◆ SUPPLIED RECORDS
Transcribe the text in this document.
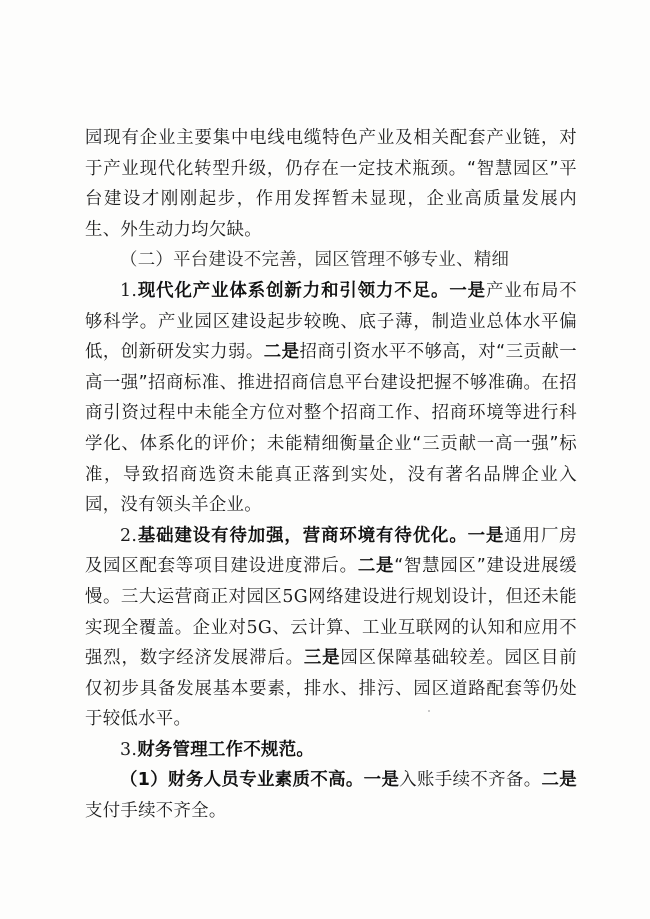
园现有企业主要集中电线电缆特色产业及相关配套产业链，对于产业现代化转型升级，仍存在一定技术瓶颈。“智慧园区”平台建设才刚刚起步，作用发挥暂未显现，企业高质量发展内生、外生动力均欠缺。

（二）平台建设不完善，园区管理不够专业、精细

1.现代化产业体系创新力和引领力不足。一是产业布局不够科学。产业园区建设起步较晚、底子薄，制造业总体水平偏低，创新研发实力弱。二是招商引资水平不够高，对“三贡献一高一强”招商标准、推进招商信息平台建设把握不够准确。在招商引资过程中未能全方位对整个招商工作、招商环境等进行科学化、体系化的评价；未能精细衡量企业“三贡献一高一强”标准，导致招商选资未能真正落到实处，没有著名品牌企业入园，没有领头羊企业。

2.基础建设有待加强，营商环境有待优化。一是通用厂房及园区配套等项目建设进度滞后。二是“智慧园区”建设进展缓慢。三大运营商正对园区5G网络建设进行规划设计，但还未能实现全覆盖。企业对5G、云计算、工业互联网的认知和应用不强烈，数字经济发展滞后。三是园区保障基础较差。园区目前仅初步具备发展基本要素，排水、排污、园区道路配套等仍处于较低水平。

3.财务管理工作不规范。

（1）财务人员专业素质不高。一是入账手续不齐备。二是支付手续不齐全。
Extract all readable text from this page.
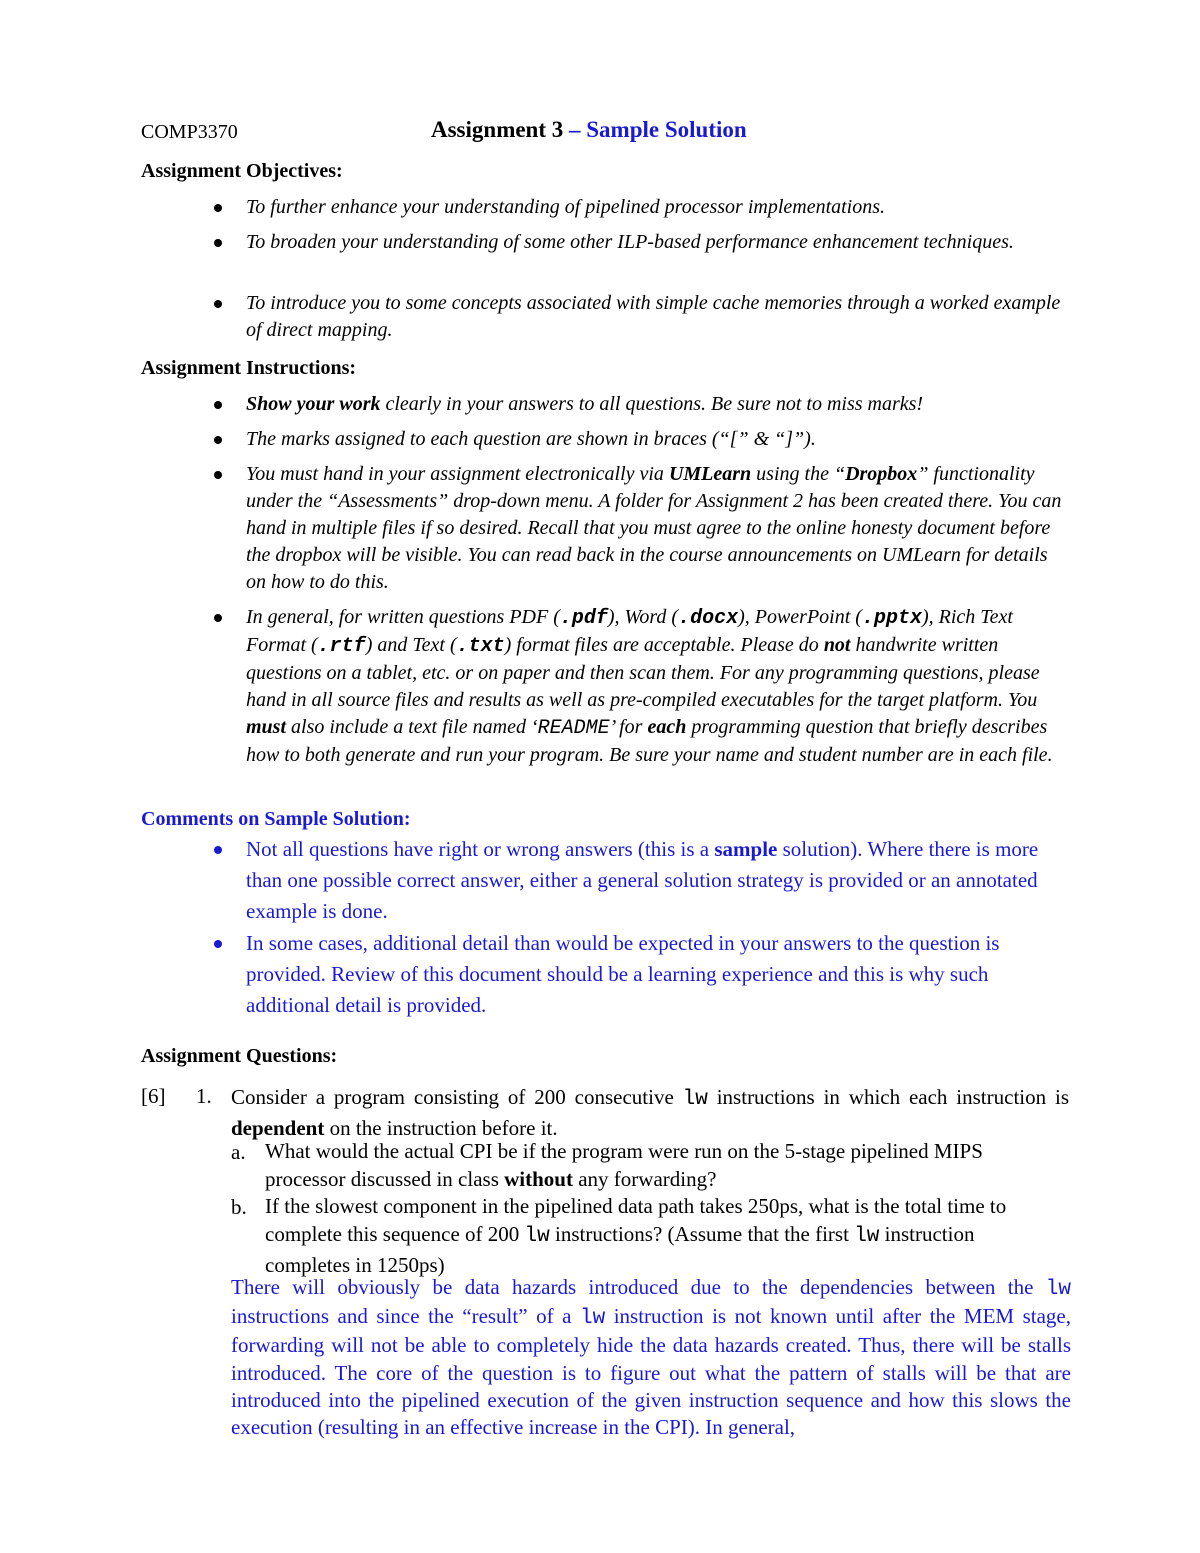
COMP3370	Assignment 3 – Sample Solution
Assignment Objectives:
To further enhance your understanding of pipelined processor implementations.
To broaden your understanding of some other ILP-based performance enhancement techniques.
To introduce you to some concepts associated with simple cache memories through a worked example of direct mapping.
Assignment Instructions:
Show your work clearly in your answers to all questions. Be sure not to miss marks!
The marks assigned to each question are shown in braces (“[” & “]”).
You must hand in your assignment electronically via UMLearn using the “Dropbox” functionality under the “Assessments” drop-down menu. A folder for Assignment 2 has been created there. You can hand in multiple files if so desired. Recall that you must agree to the online honesty document before the dropbox will be visible. You can read back in the course announcements on UMLearn for details on how to do this.
In general, for written questions PDF (.pdf), Word (.docx), PowerPoint (.pptx), Rich Text Format (.rtf) and Text (.txt) format files are acceptable. Please do not handwrite written questions on a tablet, etc. or on paper and then scan them. For any programming questions, please hand in all source files and results as well as pre-compiled executables for the target platform. You must also include a text file named ‘README’ for each programming question that briefly describes how to both generate and run your program. Be sure your name and student number are in each file.
Comments on Sample Solution:
Not all questions have right or wrong answers (this is a sample solution). Where there is more than one possible correct answer, either a general solution strategy is provided or an annotated example is done.
In some cases, additional detail than would be expected in your answers to the question is provided. Review of this document should be a learning experience and this is why such additional detail is provided.
Assignment Questions:
[6] 1. Consider a program consisting of 200 consecutive lw instructions in which each instruction is dependent on the instruction before it.
a. What would the actual CPI be if the program were run on the 5-stage pipelined MIPS processor discussed in class without any forwarding?
b. If the slowest component in the pipelined data path takes 250ps, what is the total time to complete this sequence of 200 lw instructions? (Assume that the first lw instruction completes in 1250ps)
There will obviously be data hazards introduced due to the dependencies between the lw instructions and since the “result” of a lw instruction is not known until after the MEM stage, forwarding will not be able to completely hide the data hazards created. Thus, there will be stalls introduced. The core of the question is to figure out what the pattern of stalls will be that are introduced into the pipelined execution of the given instruction sequence and how this slows the execution (resulting in an effective increase in the CPI). In general,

◆ THE EXERCISE
Say how many lines of the data include the word "each". Nothing other than the number should be given.

◆ SOLUTION FOR THIS PROBLEM
3